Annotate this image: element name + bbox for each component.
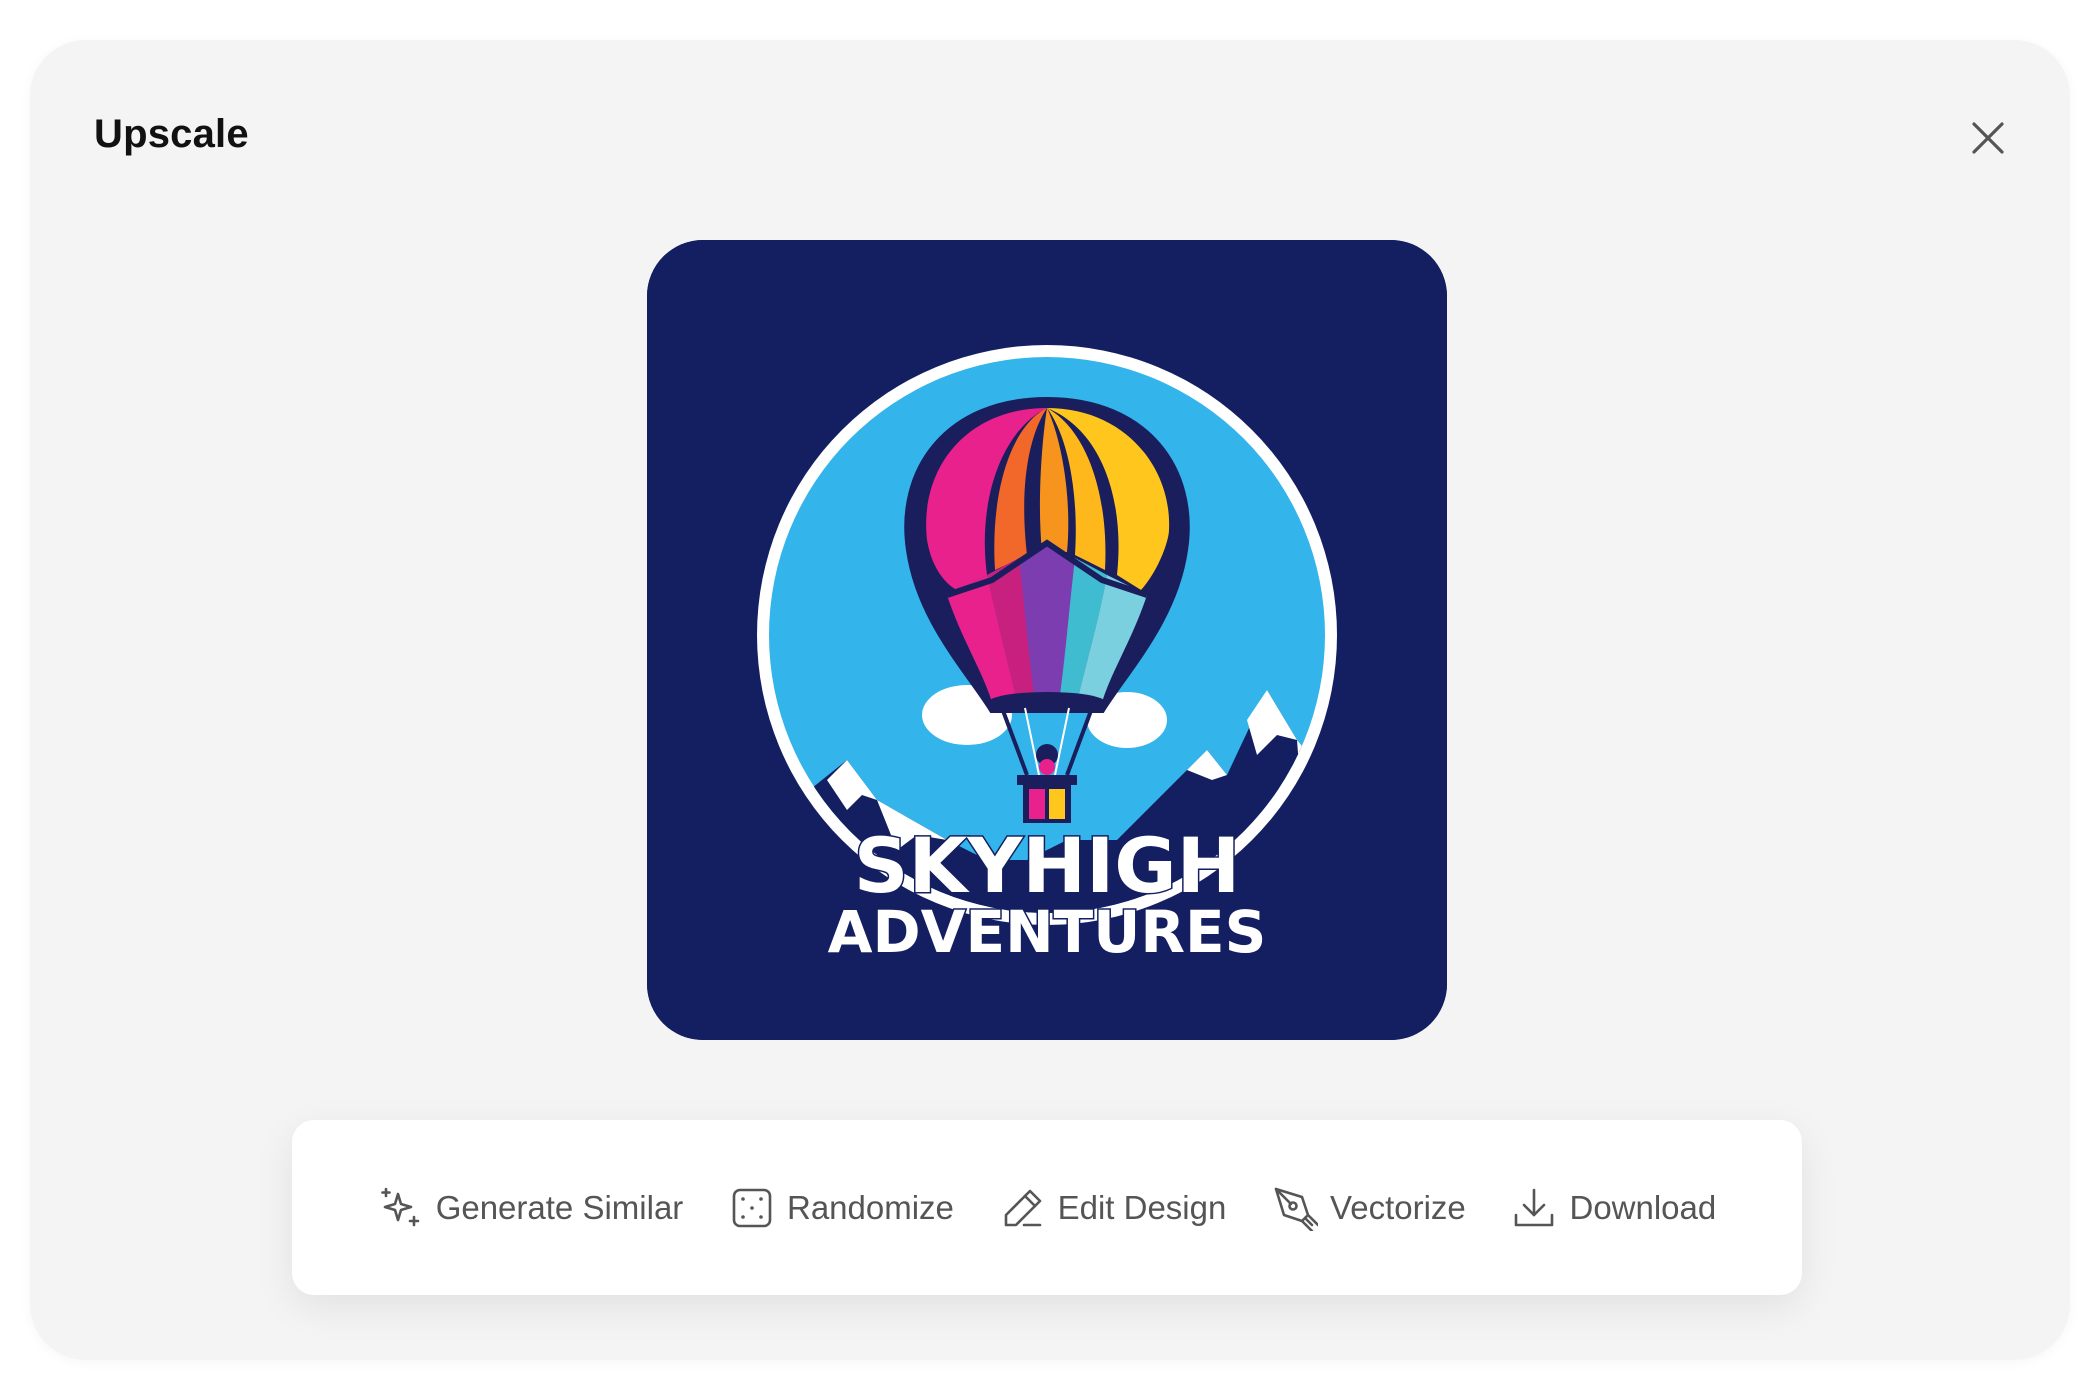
logo-artwork: SKYHIGH ADVENTURES	[647, 240, 1447, 1040]
design-preview-image: SKYHIGH ADVENTURES	[647, 240, 1447, 1040]
action-toolbar: Generate Similar Randomize Edit Design V…	[292, 1120, 1802, 1295]
download-icon	[1511, 1185, 1557, 1231]
generate-similar-button[interactable]: Generate Similar	[378, 1185, 684, 1231]
randomize-label: Randomize	[786, 1188, 954, 1226]
vectorize-button[interactable]: Vectorize	[1272, 1185, 1466, 1231]
pen-tool-icon	[1272, 1185, 1319, 1231]
upscale-dialog: Upscale SKYHIGH ADVENTURES Generate Simi…	[30, 40, 2070, 1360]
dialog-title: Upscale	[94, 112, 249, 156]
sparkles-icon	[378, 1185, 424, 1231]
randomize-button[interactable]: Randomize	[729, 1185, 954, 1231]
edit-design-button[interactable]: Edit Design	[1000, 1185, 1227, 1231]
dice-icon	[729, 1185, 775, 1231]
logo-text-adventures: ADVENTURES	[828, 898, 1267, 966]
generate-similar-label: Generate Similar	[435, 1188, 684, 1226]
pencil-icon	[1000, 1185, 1046, 1231]
logo-text-skyhigh: SKYHIGH	[854, 821, 1241, 910]
download-button[interactable]: Download	[1511, 1185, 1716, 1231]
close-button[interactable]	[1958, 108, 2018, 168]
edit-design-label: Edit Design	[1057, 1188, 1227, 1226]
close-icon	[1972, 122, 2004, 154]
download-label: Download	[1569, 1188, 1717, 1226]
vectorize-label: Vectorize	[1330, 1188, 1466, 1226]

★ ★ ★ ★

**Что сделать:**
Верните из материала выше все строки, в которых встречается слово «download», с учетом регистра букв.

**Ответ на задание:**
download-icon	[1511, 1185, 1557, 1231]
download-button[interactable]: Download	[1511, 1185, 1716, 1231]
download-label: Download	[1569, 1188, 1717, 1226]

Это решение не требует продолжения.